**Given task**
Identify the lines holding "value" and copy them.

**Entries**
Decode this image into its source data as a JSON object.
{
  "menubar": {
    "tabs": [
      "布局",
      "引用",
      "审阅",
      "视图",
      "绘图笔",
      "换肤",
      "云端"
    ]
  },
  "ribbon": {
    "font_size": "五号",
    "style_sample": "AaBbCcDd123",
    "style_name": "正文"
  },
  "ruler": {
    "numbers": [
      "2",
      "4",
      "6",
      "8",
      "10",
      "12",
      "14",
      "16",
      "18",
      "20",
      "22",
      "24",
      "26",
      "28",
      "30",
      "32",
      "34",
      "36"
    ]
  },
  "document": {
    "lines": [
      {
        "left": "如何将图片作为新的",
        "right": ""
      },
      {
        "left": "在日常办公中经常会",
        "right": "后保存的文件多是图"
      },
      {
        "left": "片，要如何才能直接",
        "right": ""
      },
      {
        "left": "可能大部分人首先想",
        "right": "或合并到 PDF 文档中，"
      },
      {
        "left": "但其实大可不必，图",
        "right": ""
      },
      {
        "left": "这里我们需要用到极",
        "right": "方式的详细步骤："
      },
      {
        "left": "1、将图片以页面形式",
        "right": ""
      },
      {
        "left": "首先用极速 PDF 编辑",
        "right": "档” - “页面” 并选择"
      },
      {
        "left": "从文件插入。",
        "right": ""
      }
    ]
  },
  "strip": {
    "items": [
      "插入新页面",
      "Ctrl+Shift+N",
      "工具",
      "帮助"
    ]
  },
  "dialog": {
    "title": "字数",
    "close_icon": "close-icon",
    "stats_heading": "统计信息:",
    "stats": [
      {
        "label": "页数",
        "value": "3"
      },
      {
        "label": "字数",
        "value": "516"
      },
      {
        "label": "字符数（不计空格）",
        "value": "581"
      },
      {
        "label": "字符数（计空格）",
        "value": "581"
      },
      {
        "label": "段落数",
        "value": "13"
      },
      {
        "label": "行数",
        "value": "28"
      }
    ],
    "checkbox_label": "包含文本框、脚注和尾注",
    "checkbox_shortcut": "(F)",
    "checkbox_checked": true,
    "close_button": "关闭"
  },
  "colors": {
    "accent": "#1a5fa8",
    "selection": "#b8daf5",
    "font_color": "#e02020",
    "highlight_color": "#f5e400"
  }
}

**Solution for this exercise**
        "value": "3"
        "value": "516"
        "value": "581"
        "value": "581"
        "value": "13"
        "value": "28"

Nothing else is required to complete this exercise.